## Begin
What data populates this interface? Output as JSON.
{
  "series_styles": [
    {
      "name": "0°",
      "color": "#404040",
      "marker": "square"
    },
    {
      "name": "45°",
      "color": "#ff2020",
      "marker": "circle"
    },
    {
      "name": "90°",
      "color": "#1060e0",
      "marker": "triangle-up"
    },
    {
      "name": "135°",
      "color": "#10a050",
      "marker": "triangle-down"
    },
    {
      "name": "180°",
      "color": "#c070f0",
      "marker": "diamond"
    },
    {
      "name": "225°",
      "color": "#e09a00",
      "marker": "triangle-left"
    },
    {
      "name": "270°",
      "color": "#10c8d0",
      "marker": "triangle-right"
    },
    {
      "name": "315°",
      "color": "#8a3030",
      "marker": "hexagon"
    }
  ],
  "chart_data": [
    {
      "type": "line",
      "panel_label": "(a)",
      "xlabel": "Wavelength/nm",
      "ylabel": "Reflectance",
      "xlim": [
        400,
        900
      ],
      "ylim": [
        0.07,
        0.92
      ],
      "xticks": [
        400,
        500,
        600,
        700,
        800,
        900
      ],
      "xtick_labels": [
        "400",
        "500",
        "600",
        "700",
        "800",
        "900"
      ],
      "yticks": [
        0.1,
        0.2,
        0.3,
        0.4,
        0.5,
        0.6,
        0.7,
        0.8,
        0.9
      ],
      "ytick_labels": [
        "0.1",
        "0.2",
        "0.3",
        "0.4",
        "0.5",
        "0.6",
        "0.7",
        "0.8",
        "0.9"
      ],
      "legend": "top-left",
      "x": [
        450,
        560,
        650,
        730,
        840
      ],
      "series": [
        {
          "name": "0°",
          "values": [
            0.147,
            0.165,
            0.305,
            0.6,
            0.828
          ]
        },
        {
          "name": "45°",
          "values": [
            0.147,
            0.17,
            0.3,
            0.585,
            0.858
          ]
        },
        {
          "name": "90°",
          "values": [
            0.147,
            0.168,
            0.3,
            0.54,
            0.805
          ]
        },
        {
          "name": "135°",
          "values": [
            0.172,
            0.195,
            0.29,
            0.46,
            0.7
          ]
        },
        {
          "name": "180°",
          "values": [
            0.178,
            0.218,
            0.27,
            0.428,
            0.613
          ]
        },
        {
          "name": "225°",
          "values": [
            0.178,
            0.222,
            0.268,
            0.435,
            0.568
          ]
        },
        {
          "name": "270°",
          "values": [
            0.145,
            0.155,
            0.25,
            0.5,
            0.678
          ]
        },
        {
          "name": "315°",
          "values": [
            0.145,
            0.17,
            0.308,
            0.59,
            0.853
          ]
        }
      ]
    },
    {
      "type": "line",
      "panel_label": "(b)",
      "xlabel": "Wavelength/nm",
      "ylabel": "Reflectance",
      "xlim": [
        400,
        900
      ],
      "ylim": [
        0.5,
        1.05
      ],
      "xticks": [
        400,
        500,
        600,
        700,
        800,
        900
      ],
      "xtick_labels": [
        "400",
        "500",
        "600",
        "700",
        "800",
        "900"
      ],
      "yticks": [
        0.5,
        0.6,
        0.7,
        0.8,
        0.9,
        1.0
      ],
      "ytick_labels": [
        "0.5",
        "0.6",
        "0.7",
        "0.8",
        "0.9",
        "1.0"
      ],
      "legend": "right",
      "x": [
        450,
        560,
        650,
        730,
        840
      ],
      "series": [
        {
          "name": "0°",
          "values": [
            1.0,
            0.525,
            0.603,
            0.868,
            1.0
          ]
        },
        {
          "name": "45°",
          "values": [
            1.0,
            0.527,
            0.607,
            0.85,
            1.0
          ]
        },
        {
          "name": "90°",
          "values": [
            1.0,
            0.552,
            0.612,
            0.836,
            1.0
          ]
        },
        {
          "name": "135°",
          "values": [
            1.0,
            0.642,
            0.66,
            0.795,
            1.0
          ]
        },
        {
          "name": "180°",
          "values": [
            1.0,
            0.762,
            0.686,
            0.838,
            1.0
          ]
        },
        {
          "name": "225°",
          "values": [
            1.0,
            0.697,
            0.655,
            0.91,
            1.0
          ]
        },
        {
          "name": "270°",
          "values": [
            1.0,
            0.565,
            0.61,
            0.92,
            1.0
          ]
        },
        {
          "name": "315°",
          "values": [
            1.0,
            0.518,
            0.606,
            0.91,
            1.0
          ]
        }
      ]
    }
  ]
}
## End
Written exercise:
Without leaving anything out, quote all the data.

Right answer:
What data populates this interface? Output as JSON.
{
  "series_styles": [
    {
      "name": "0°",
      "color": "#404040",
      "marker": "square"
    },
    {
      "name": "45°",
      "color": "#ff2020",
      "marker": "circle"
    },
    {
      "name": "90°",
      "color": "#1060e0",
      "marker": "triangle-up"
    },
    {
      "name": "135°",
      "color": "#10a050",
      "marker": "triangle-down"
    },
    {
      "name": "180°",
      "color": "#c070f0",
      "marker": "diamond"
    },
    {
      "name": "225°",
      "color": "#e09a00",
      "marker": "triangle-left"
    },
    {
      "name": "270°",
      "color": "#10c8d0",
      "marker": "triangle-right"
    },
    {
      "name": "315°",
      "color": "#8a3030",
      "marker": "hexagon"
    }
  ],
  "chart_data": [
    {
      "type": "line",
      "panel_label": "(a)",
      "xlabel": "Wavelength/nm",
      "ylabel": "Reflectance",
      "xlim": [
        400,
        900
      ],
      "ylim": [
        0.07,
        0.92
      ],
      "xticks": [
        400,
        500,
        600,
        700,
        800,
        900
      ],
      "xtick_labels": [
        "400",
        "500",
        "600",
        "700",
        "800",
        "900"
      ],
      "yticks": [
        0.1,
        0.2,
        0.3,
        0.4,
        0.5,
        0.6,
        0.7,
        0.8,
        0.9
      ],
      "ytick_labels": [
        "0.1",
        "0.2",
        "0.3",
        "0.4",
        "0.5",
        "0.6",
        "0.7",
        "0.8",
        "0.9"
      ],
      "legend": "top-left",
      "x": [
        450,
        560,
        650,
        730,
        840
      ],
      "series": [
        {
          "name": "0°",
          "values": [
            0.147,
            0.165,
            0.305,
            0.6,
            0.828
          ]
        },
        {
          "name": "45°",
          "values": [
            0.147,
            0.17,
            0.3,
            0.585,
            0.858
          ]
        },
        {
          "name": "90°",
          "values": [
            0.147,
            0.168,
            0.3,
            0.54,
            0.805
          ]
        },
        {
          "name": "135°",
          "values": [
            0.172,
            0.195,
            0.29,
            0.46,
            0.7
          ]
        },
        {
          "name": "180°",
          "values": [
            0.178,
            0.218,
            0.27,
            0.428,
            0.613
          ]
        },
        {
          "name": "225°",
          "values": [
            0.178,
            0.222,
            0.268,
            0.435,
            0.568
          ]
        },
        {
          "name": "270°",
          "values": [
            0.145,
            0.155,
            0.25,
            0.5,
            0.678
          ]
        },
        {
          "name": "315°",
          "values": [
            0.145,
            0.17,
            0.308,
            0.59,
            0.853
          ]
        }
      ]
    },
    {
      "type": "line",
      "panel_label": "(b)",
      "xlabel": "Wavelength/nm",
      "ylabel": "Reflectance",
      "xlim": [
        400,
        900
      ],
      "ylim": [
        0.5,
        1.05
      ],
      "xticks": [
        400,
        500,
        600,
        700,
        800,
        900
      ],
      "xtick_labels": [
        "400",
        "500",
        "600",
        "700",
        "800",
        "900"
      ],
      "yticks": [
        0.5,
        0.6,
        0.7,
        0.8,
        0.9,
        1.0
      ],
      "ytick_labels": [
        "0.5",
        "0.6",
        "0.7",
        "0.8",
        "0.9",
        "1.0"
      ],
      "legend": "right",
      "x": [
        450,
        560,
        650,
        730,
        840
      ],
      "series": [
        {
          "name": "0°",
          "values": [
            1.0,
            0.525,
            0.603,
            0.868,
            1.0
          ]
        },
        {
          "name": "45°",
          "values": [
            1.0,
            0.527,
            0.607,
            0.85,
            1.0
          ]
        },
        {
          "name": "90°",
          "values": [
            1.0,
            0.552,
            0.612,
            0.836,
            1.0
          ]
        },
        {
          "name": "135°",
          "values": [
            1.0,
            0.642,
            0.66,
            0.795,
            1.0
          ]
        },
        {
          "name": "180°",
          "values": [
            1.0,
            0.762,
            0.686,
            0.838,
            1.0
          ]
        },
        {
          "name": "225°",
          "values": [
            1.0,
            0.697,
            0.655,
            0.91,
            1.0
          ]
        },
        {
          "name": "270°",
          "values": [
            1.0,
            0.565,
            0.61,
            0.92,
            1.0
          ]
        },
        {
          "name": "315°",
          "values": [
            1.0,
            0.518,
            0.606,
            0.91,
            1.0
          ]
        }
      ]
    }
  ]
}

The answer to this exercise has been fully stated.